## GIVEN PROBLEM
Copy out, from the entries below, each line holding the string "autogestion".

## INFORMATION PROVIDED
[START]

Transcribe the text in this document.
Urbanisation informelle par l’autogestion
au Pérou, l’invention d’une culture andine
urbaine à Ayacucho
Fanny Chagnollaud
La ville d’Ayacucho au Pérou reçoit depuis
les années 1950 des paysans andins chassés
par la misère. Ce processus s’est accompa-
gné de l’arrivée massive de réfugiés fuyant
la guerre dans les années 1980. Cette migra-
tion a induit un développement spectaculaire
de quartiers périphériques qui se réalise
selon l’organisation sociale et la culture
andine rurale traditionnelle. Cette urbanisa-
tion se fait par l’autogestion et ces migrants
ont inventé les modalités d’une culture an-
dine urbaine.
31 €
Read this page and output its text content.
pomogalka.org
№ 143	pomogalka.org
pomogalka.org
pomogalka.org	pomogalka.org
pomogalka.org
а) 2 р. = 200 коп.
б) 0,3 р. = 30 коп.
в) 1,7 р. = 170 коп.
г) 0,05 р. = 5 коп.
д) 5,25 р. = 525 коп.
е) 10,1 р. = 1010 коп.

[END]

## FULL ANSWER
Urbanisation informelle par l’autogestion
tion se fait par l’autogestion et ces migrants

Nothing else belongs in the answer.